[Begin]

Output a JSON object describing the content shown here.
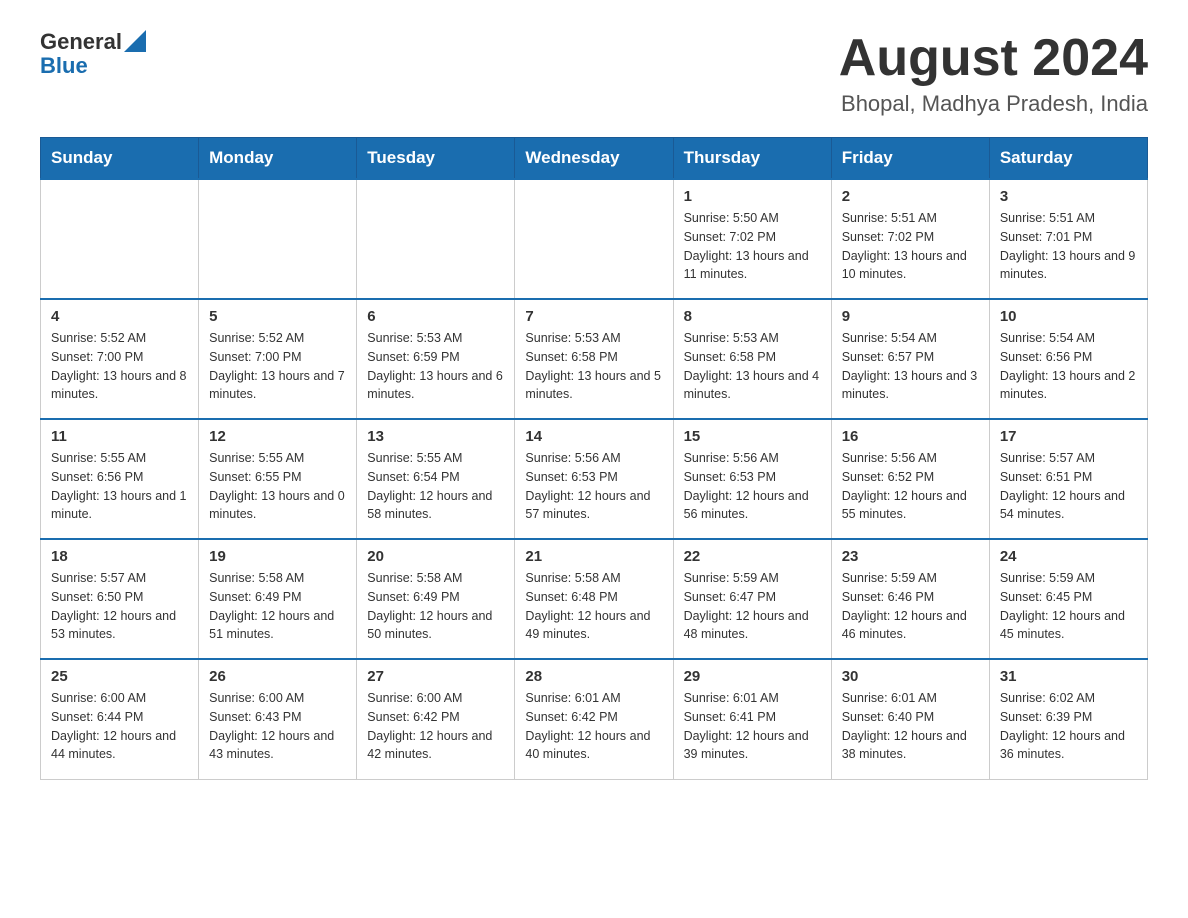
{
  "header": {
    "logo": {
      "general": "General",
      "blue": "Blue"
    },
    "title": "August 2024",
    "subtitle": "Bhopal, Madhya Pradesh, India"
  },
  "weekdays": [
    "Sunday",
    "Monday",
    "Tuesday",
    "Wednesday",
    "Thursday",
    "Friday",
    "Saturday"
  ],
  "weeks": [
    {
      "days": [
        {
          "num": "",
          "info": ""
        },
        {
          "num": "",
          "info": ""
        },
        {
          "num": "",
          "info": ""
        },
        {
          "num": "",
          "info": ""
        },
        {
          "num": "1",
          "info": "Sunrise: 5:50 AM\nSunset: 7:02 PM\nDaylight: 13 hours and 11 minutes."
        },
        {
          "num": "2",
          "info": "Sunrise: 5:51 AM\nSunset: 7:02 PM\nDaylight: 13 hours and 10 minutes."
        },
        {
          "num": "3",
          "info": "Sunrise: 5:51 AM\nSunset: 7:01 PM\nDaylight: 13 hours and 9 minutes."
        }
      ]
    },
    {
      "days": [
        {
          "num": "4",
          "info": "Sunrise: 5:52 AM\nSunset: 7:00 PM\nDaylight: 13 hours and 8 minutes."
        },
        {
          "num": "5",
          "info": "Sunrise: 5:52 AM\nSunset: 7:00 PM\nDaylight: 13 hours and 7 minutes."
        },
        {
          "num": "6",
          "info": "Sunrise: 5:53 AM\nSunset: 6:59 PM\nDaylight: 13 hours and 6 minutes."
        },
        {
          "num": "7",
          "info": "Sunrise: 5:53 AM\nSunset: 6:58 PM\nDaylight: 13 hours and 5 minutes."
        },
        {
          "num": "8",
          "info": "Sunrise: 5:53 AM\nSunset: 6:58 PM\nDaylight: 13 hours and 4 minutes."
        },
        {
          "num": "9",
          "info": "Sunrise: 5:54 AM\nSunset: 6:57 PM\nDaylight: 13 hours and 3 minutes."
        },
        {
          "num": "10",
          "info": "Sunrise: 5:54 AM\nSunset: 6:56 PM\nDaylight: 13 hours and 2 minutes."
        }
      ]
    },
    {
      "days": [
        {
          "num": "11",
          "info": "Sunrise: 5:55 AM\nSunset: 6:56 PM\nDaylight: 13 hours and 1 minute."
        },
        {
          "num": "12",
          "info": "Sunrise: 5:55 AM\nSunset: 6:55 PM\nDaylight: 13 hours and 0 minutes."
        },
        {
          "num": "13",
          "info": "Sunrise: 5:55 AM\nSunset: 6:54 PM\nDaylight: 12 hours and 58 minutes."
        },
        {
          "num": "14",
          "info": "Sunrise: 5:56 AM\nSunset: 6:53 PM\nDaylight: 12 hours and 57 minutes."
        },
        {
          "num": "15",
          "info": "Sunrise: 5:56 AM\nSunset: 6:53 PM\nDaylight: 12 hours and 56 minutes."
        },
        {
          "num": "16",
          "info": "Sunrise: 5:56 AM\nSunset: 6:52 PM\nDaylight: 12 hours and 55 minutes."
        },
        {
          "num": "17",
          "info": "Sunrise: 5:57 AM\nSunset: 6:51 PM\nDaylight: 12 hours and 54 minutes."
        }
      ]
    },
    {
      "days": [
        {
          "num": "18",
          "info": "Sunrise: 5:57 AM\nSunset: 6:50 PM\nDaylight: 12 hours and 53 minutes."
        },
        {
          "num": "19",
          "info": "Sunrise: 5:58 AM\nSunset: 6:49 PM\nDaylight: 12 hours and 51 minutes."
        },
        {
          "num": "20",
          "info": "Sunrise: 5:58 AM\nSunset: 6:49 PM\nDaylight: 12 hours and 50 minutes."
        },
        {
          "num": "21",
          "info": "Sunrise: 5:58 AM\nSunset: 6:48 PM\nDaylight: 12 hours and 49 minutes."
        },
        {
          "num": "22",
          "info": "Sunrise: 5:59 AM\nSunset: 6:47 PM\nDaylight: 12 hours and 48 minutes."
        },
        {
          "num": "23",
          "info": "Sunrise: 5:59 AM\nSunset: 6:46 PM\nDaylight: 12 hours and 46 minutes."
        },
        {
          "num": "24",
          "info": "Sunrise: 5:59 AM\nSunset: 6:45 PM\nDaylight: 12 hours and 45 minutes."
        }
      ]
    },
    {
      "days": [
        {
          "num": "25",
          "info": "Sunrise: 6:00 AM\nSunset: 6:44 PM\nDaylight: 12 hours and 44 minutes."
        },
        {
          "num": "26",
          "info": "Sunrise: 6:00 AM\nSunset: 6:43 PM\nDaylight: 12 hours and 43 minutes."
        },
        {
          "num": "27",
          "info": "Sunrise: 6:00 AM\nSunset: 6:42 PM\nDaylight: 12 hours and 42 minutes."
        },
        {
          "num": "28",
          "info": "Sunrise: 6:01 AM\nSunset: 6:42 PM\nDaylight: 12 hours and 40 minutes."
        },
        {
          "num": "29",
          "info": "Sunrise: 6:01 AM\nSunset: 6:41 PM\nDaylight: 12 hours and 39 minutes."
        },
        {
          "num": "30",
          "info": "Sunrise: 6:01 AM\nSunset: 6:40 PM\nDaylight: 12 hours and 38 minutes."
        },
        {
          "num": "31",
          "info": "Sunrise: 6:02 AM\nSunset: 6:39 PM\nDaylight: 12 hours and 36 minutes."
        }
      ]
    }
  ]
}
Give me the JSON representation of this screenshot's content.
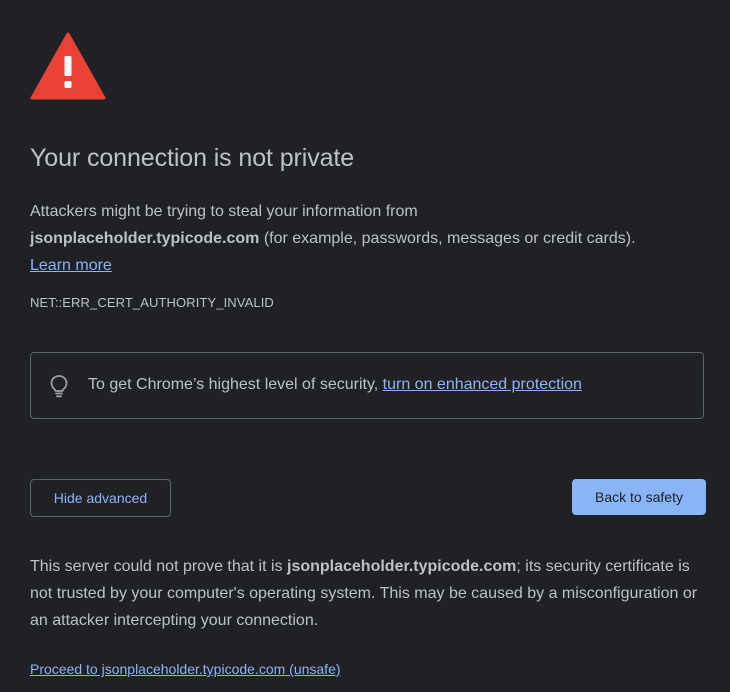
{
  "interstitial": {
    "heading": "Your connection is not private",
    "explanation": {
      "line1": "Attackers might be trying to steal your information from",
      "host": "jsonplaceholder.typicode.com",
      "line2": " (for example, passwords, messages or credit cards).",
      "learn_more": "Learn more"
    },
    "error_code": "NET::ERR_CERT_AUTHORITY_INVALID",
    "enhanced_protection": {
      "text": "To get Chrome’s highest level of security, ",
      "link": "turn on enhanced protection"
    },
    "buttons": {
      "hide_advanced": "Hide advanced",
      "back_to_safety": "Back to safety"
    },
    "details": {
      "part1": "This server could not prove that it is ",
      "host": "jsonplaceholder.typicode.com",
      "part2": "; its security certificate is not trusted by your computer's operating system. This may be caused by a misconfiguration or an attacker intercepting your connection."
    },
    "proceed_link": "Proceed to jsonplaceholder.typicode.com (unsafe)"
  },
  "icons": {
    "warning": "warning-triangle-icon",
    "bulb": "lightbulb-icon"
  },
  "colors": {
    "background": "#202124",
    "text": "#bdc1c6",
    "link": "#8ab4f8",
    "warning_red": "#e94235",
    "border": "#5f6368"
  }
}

[End]
[Begin]

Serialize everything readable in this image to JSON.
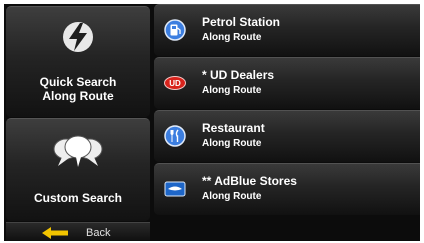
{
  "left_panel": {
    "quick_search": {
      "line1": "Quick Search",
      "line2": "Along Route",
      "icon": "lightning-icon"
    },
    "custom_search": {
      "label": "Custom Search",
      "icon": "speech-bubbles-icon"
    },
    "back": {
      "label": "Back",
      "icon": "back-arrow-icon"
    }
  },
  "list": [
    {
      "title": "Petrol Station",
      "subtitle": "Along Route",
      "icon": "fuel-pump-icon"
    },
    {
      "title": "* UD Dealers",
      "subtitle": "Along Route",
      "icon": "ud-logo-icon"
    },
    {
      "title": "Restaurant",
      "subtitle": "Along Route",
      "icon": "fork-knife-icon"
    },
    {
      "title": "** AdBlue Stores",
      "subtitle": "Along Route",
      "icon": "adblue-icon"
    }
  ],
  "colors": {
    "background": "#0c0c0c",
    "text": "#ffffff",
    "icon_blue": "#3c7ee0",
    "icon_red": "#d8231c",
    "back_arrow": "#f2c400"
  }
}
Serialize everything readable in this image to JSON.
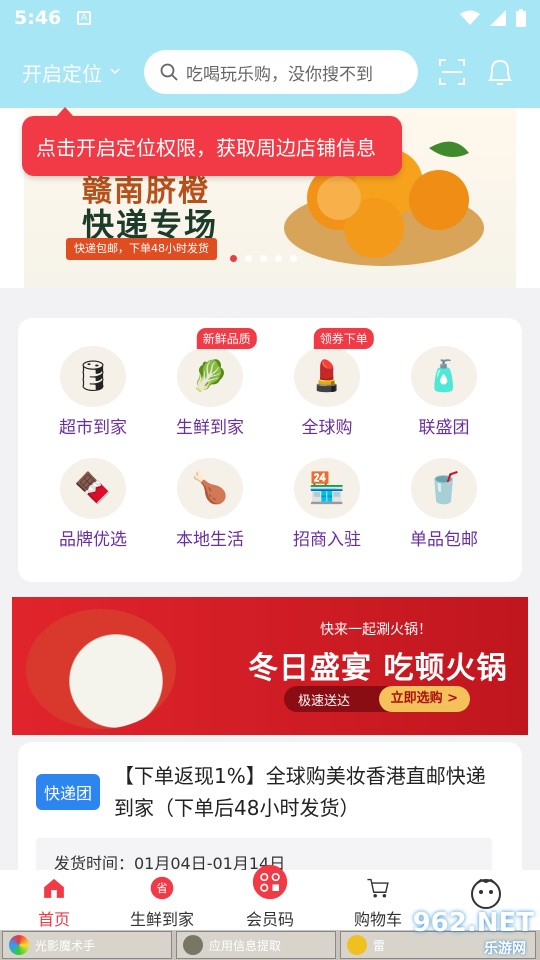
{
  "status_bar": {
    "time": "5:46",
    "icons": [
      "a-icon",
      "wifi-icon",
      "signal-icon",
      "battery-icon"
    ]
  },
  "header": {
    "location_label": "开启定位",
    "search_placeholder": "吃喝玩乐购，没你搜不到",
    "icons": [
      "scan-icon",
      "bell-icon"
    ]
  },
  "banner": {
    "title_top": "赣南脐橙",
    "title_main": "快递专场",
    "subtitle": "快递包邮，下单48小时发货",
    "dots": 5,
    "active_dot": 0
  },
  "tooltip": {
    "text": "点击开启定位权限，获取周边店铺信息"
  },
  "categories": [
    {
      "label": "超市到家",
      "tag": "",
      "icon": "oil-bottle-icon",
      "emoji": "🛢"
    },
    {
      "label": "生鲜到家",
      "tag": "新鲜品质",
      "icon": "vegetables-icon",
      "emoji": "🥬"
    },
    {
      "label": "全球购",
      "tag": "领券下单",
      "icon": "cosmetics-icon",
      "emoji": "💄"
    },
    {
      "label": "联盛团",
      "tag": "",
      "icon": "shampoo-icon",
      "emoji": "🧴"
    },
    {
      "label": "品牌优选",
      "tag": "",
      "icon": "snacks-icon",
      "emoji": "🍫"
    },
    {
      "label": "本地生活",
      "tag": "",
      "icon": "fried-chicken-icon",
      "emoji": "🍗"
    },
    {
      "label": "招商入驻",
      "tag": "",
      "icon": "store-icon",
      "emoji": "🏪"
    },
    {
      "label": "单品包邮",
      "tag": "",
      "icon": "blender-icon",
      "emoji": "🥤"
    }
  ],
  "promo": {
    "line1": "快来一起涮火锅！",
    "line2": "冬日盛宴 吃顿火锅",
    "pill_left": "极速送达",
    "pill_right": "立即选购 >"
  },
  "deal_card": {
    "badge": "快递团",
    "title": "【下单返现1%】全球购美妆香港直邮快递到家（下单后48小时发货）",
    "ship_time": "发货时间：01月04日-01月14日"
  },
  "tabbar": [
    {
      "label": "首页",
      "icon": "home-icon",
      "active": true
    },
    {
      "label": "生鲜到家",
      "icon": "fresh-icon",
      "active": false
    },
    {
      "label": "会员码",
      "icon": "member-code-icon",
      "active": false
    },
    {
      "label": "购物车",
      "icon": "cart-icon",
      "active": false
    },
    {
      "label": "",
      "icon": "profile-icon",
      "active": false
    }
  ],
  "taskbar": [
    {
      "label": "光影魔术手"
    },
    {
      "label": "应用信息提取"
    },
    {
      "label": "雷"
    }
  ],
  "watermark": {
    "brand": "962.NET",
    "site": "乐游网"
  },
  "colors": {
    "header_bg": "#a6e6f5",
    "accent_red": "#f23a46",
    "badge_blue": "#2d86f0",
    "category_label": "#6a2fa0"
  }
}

[End]
[Begin]

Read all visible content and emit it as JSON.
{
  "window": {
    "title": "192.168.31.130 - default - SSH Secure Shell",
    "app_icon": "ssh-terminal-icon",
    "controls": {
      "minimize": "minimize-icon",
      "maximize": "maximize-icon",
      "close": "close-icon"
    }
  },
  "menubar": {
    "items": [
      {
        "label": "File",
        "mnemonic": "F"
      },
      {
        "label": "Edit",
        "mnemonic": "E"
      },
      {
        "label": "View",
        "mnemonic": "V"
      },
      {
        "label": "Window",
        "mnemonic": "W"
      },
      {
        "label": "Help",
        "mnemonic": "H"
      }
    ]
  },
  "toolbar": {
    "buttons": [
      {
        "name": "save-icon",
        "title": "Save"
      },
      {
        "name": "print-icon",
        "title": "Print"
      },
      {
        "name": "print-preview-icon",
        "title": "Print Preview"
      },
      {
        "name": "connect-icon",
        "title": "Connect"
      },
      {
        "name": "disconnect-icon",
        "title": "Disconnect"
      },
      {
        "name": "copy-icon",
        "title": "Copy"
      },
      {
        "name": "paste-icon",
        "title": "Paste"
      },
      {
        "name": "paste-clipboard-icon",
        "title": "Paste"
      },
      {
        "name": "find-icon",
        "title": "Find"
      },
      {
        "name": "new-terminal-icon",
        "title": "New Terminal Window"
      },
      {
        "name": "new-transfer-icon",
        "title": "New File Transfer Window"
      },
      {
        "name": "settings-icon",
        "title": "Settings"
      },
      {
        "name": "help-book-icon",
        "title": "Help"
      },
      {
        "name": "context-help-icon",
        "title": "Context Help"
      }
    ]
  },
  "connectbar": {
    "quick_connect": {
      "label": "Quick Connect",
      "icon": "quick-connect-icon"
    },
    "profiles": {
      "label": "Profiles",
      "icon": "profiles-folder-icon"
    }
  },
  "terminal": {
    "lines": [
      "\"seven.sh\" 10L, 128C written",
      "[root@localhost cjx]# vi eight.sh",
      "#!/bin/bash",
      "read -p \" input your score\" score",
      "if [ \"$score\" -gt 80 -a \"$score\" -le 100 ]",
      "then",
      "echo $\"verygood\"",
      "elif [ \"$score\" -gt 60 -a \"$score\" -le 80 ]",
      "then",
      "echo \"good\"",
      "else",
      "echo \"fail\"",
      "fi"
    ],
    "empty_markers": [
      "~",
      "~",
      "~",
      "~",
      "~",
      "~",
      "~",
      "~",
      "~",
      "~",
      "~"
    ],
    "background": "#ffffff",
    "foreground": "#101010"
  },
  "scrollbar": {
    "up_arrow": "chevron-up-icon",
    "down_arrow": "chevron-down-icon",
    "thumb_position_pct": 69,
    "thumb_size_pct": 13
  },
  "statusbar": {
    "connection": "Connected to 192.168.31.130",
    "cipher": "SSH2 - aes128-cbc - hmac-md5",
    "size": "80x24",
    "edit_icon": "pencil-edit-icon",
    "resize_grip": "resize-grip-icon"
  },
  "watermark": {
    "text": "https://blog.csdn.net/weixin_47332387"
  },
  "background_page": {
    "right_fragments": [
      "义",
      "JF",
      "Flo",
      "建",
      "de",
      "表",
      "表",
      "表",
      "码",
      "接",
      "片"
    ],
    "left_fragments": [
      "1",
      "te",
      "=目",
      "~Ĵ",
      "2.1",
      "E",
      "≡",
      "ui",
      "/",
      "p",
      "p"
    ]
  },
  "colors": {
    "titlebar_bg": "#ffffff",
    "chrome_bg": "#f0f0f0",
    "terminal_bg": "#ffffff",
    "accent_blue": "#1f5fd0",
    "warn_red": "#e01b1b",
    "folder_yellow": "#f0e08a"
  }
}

[End]

**Given exercise:** Look through the records and gather each line with the word "mnemonic".

**Answer to the exercise:**
        "mnemonic": "F"
        "mnemonic": "E"
        "mnemonic": "V"
        "mnemonic": "W"
        "mnemonic": "H"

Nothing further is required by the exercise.